____ ITEMS

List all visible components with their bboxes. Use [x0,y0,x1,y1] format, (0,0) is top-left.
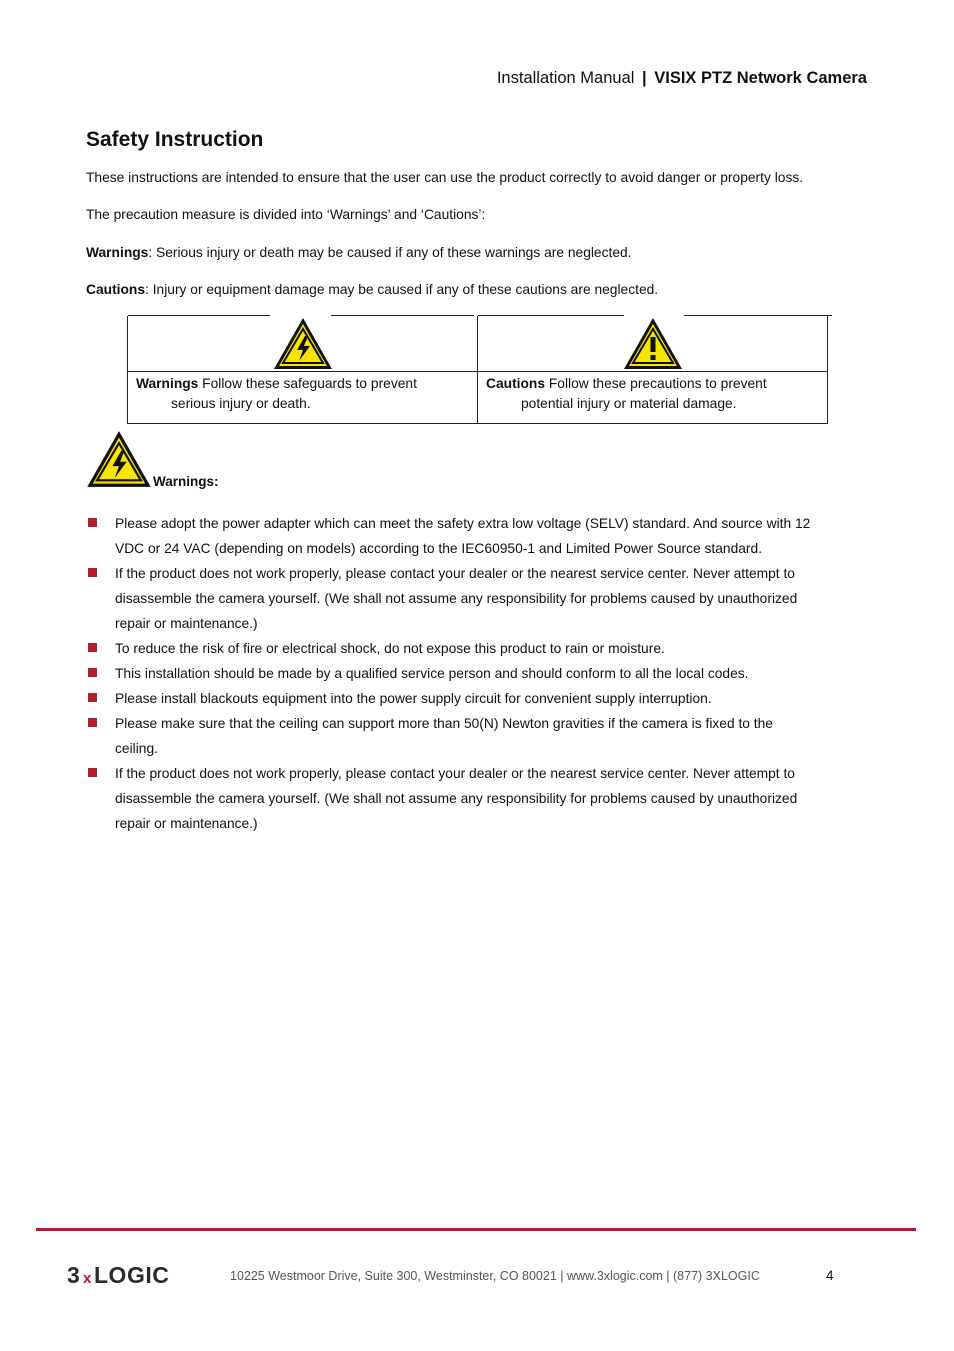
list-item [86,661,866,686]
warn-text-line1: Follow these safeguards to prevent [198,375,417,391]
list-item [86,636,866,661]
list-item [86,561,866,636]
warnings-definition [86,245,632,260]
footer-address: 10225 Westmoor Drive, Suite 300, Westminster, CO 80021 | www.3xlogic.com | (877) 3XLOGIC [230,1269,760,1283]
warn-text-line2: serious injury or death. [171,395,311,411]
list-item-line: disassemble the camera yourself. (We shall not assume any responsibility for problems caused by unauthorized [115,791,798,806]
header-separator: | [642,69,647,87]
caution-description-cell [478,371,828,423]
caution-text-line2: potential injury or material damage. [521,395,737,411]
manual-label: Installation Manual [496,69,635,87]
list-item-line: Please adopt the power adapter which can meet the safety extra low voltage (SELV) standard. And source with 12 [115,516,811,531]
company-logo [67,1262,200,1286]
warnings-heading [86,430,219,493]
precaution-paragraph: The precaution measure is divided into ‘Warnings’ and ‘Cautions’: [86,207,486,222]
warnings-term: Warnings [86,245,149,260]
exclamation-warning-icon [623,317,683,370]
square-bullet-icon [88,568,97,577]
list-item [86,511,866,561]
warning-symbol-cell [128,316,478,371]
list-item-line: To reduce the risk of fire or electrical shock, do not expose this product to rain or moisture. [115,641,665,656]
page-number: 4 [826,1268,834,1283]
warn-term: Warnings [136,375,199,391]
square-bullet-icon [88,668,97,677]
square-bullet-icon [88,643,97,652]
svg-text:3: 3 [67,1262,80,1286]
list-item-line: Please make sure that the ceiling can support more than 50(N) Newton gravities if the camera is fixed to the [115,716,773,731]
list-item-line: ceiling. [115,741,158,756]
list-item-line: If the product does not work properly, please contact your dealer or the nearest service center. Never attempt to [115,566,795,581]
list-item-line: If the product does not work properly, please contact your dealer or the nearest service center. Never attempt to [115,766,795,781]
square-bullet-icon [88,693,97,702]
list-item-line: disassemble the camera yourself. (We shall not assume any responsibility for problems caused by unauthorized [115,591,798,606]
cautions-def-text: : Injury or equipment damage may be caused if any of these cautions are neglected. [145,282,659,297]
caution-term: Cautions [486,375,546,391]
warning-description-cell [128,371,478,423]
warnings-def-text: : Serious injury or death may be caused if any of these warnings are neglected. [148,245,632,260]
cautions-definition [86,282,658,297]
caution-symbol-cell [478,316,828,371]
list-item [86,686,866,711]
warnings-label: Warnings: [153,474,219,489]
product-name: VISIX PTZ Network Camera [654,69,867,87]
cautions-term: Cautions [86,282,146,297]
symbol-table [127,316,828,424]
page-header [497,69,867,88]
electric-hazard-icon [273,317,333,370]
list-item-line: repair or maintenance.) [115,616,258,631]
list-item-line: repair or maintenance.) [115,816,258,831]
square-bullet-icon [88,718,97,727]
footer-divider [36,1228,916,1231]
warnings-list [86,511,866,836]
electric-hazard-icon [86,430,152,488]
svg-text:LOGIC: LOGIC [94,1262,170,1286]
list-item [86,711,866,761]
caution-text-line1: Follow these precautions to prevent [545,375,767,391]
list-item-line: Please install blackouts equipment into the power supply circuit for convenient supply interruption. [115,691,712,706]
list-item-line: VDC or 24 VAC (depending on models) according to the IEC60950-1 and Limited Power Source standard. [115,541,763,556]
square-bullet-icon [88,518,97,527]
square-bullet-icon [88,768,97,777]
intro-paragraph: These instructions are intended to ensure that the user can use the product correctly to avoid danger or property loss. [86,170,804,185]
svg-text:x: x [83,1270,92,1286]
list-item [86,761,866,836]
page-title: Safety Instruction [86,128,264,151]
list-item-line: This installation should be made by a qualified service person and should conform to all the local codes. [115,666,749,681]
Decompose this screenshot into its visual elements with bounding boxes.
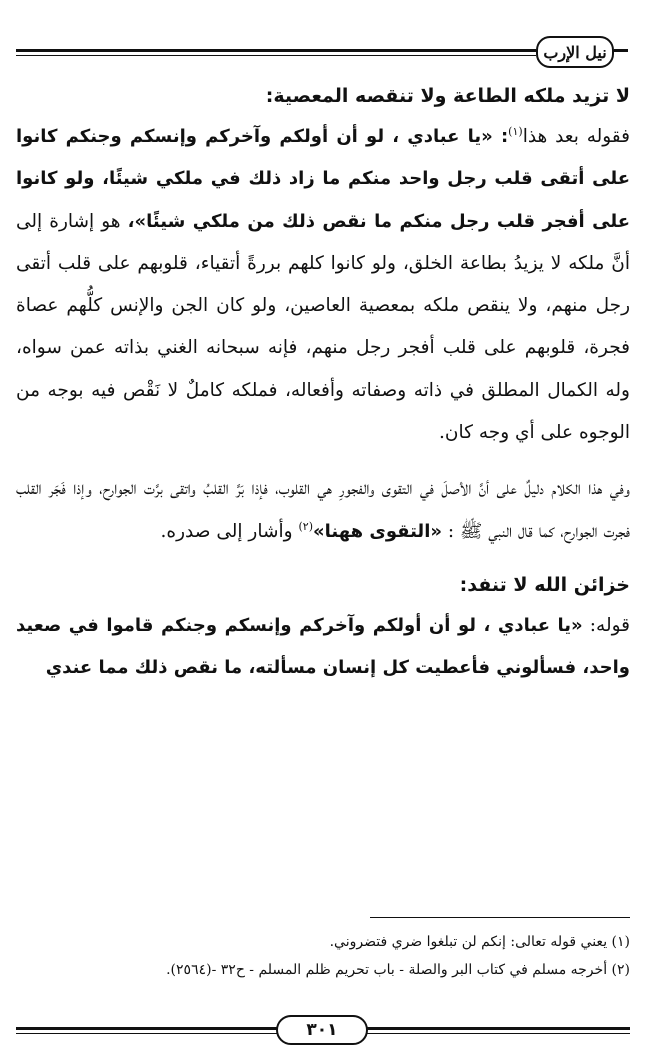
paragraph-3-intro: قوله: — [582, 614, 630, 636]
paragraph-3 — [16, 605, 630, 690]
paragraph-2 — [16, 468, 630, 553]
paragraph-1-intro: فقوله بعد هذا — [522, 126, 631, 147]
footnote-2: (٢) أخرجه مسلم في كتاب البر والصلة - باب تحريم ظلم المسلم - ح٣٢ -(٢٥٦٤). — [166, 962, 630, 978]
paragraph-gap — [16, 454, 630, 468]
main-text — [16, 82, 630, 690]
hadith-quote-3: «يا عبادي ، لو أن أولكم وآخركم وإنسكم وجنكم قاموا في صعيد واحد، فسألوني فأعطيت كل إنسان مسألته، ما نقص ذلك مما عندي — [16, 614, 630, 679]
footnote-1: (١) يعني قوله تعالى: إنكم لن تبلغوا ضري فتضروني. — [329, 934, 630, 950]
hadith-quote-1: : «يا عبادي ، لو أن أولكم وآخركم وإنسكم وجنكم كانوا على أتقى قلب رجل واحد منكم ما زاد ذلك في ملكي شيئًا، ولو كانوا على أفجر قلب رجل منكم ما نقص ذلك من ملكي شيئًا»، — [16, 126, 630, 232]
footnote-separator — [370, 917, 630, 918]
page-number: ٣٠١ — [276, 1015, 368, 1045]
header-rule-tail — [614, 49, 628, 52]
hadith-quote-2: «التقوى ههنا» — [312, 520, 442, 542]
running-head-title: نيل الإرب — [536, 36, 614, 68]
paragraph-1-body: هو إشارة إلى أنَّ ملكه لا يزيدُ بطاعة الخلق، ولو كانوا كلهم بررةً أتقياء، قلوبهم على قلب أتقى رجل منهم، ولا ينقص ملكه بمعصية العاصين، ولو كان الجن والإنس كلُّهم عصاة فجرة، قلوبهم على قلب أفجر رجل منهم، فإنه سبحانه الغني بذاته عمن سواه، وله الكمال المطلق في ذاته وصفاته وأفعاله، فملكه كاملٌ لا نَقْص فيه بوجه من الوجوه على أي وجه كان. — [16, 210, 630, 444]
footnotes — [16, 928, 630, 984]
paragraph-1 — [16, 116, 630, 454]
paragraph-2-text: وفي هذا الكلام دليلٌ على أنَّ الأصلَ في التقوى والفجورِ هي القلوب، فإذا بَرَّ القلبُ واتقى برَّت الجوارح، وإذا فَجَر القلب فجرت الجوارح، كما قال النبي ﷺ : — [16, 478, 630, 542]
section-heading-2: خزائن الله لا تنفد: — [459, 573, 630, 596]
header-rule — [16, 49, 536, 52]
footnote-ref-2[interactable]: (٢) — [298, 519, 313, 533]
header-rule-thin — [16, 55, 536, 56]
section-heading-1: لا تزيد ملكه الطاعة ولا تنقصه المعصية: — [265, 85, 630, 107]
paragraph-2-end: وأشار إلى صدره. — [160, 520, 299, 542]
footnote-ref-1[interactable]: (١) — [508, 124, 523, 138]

________

_PROBLEM_
Transcribe each line of the data above word for word, leaving out the pictures.

_RESPONSE BELOW_
List all visible components with their bboxes. Use [x0,y0,x1,y1] format, (0,0) is top-left.
list-item [86,661,866,686]
warn-text-line1: Follow these safeguards to prevent [198,375,417,391]
list-item [86,636,866,661]
list-item [86,561,866,636]
warnings-definition [86,245,632,260]
footer-address: 10225 Westmoor Drive, Suite 300, Westminster, CO 80021 | www.3xlogic.com | (877) 3XLOGIC [230,1269,760,1283]
warn-text-line2: serious injury or death. [171,395,311,411]
list-item-line: disassemble the camera yourself. (We shall not assume any responsibility for problems caused by unauthorized [115,791,798,806]
header-separator: | [642,69,647,87]
caution-description-cell [478,371,828,423]
caution-text-line2: potential injury or material damage. [521,395,737,411]
manual-label: Installation Manual [496,69,635,87]
list-item-line: Please adopt the power adapter which can meet the safety extra low voltage (SELV) standard. And source with 12 [115,516,811,531]
company-logo [67,1262,200,1286]
warnings-heading [86,430,219,493]
precaution-paragraph: The precaution measure is divided into ‘Warnings’ and ‘Cautions’: [86,207,486,222]
warnings-term: Warnings [86,245,149,260]
exclamation-warning-icon [623,317,683,370]
square-bullet-icon [88,568,97,577]
list-item [86,511,866,561]
warning-symbol-cell [128,316,478,371]
list-item-line: To reduce the risk of fire or electrical shock, do not expose this product to rain or moisture. [115,641,665,656]
page-number: 4 [826,1268,834,1283]
warn-term: Warnings [136,375,199,391]
square-bullet-icon [88,668,97,677]
square-bullet-icon [88,643,97,652]
svg-text:3: 3 [67,1262,80,1286]
list-item-line: Please make sure that the ceiling can support more than 50(N) Newton gravities if the camera is fixed to the [115,716,773,731]
list-item-line: ceiling. [115,741,158,756]
list-item-line: If the product does not work properly, please contact your dealer or the nearest service center. Never attempt to [115,566,795,581]
list-item-line: If the product does not work properly, please contact your dealer or the nearest service center. Never attempt to [115,766,795,781]
square-bullet-icon [88,693,97,702]
list-item-line: disassemble the camera yourself. (We shall not assume any responsibility for problems caused by unauthorized [115,591,798,606]
cautions-def-text: : Injury or equipment damage may be caused if any of these cautions are neglected. [145,282,659,297]
caution-term: Cautions [486,375,546,391]
warning-description-cell [128,371,478,423]
warnings-def-text: : Serious injury or death may be caused if any of these warnings are neglected. [148,245,632,260]
cautions-definition [86,282,658,297]
caution-symbol-cell [478,316,828,371]
list-item [86,686,866,711]
warnings-label: Warnings: [153,474,219,489]
product-name: VISIX PTZ Network Camera [654,69,867,87]
cautions-term: Cautions [86,282,146,297]
symbol-table [127,316,828,424]
page-header [497,69,867,88]
electric-hazard-icon [273,317,333,370]
list-item-line: repair or maintenance.) [115,616,258,631]
list-item-line: repair or maintenance.) [115,816,258,831]
square-bullet-icon [88,718,97,727]
footer-divider [36,1228,916,1231]
warnings-list [86,511,866,836]
electric-hazard-icon [86,430,152,488]
svg-text:LOGIC: LOGIC [94,1262,170,1286]
list-item [86,711,866,761]
caution-text-line1: Follow these precautions to prevent [545,375,767,391]
list-item-line: Please install blackouts equipment into the power supply circuit for convenient supply interruption. [115,691,712,706]
list-item-line: VDC or 24 VAC (depending on models) according to the IEC60950-1 and Limited Power Source standard. [115,541,763,556]
square-bullet-icon [88,518,97,527]
square-bullet-icon [88,768,97,777]
intro-paragraph: These instructions are intended to ensure that the user can use the product correctly to avoid danger or property loss. [86,170,804,185]
svg-text:x: x [83,1270,92,1286]
list-item [86,761,866,836]
page-title: Safety Instruction [86,128,264,151]
list-item-line: This installation should be made by a qualified service person and should conform to all the local codes. [115,666,749,681]
Decompose this screenshot into its visual elements with bounding boxes.
paragraph-3-intro: قوله: — [582, 614, 630, 636]
paragraph-3 — [16, 605, 630, 690]
paragraph-2 — [16, 468, 630, 553]
paragraph-1-intro: فقوله بعد هذا — [522, 126, 631, 147]
footnote-2: (٢) أخرجه مسلم في كتاب البر والصلة - باب تحريم ظلم المسلم - ح٣٢ -(٢٥٦٤). — [166, 962, 630, 978]
paragraph-gap — [16, 454, 630, 468]
main-text — [16, 82, 630, 690]
hadith-quote-3: «يا عبادي ، لو أن أولكم وآخركم وإنسكم وجنكم قاموا في صعيد واحد، فسألوني فأعطيت كل إنسان مسألته، ما نقص ذلك مما عندي — [16, 614, 630, 679]
footnote-1: (١) يعني قوله تعالى: إنكم لن تبلغوا ضري فتضروني. — [329, 934, 630, 950]
hadith-quote-1: : «يا عبادي ، لو أن أولكم وآخركم وإنسكم وجنكم كانوا على أتقى قلب رجل واحد منكم ما زاد ذلك في ملكي شيئًا، ولو كانوا على أفجر قلب رجل منكم ما نقص ذلك من ملكي شيئًا»، — [16, 126, 630, 232]
footnote-separator — [370, 917, 630, 918]
page-number: ٣٠١ — [276, 1015, 368, 1045]
header-rule-tail — [614, 49, 628, 52]
hadith-quote-2: «التقوى ههنا» — [312, 520, 442, 542]
running-head-title: نيل الإرب — [536, 36, 614, 68]
paragraph-1-body: هو إشارة إلى أنَّ ملكه لا يزيدُ بطاعة الخلق، ولو كانوا كلهم بررةً أتقياء، قلوبهم على قلب أتقى رجل منهم، ولا ينقص ملكه بمعصية العاصين، ولو كان الجن والإنس كلُّهم عصاة فجرة، قلوبهم على قلب أفجر رجل منهم، فإنه سبحانه الغني بذاته عمن سواه، وله الكمال المطلق في ذاته وصفاته وأفعاله، فملكه كاملٌ لا نَقْص فيه بوجه من الوجوه على أي وجه كان. — [16, 210, 630, 444]
footnotes — [16, 928, 630, 984]
paragraph-1 — [16, 116, 630, 454]
paragraph-2-text: وفي هذا الكلام دليلٌ على أنَّ الأصلَ في التقوى والفجورِ هي القلوب، فإذا بَرَّ القلبُ واتقى برَّت الجوارح، وإذا فَجَر القلب فجرت الجوارح، كما قال النبي ﷺ : — [16, 478, 630, 542]
section-heading-2: خزائن الله لا تنفد: — [459, 573, 630, 596]
header-rule — [16, 49, 536, 52]
footnote-ref-2[interactable]: (٢) — [298, 519, 313, 533]
header-rule-thin — [16, 55, 536, 56]
section-heading-1: لا تزيد ملكه الطاعة ولا تنقصه المعصية: — [265, 85, 630, 107]
paragraph-2-end: وأشار إلى صدره. — [160, 520, 299, 542]
footnote-ref-1[interactable]: (١) — [508, 124, 523, 138]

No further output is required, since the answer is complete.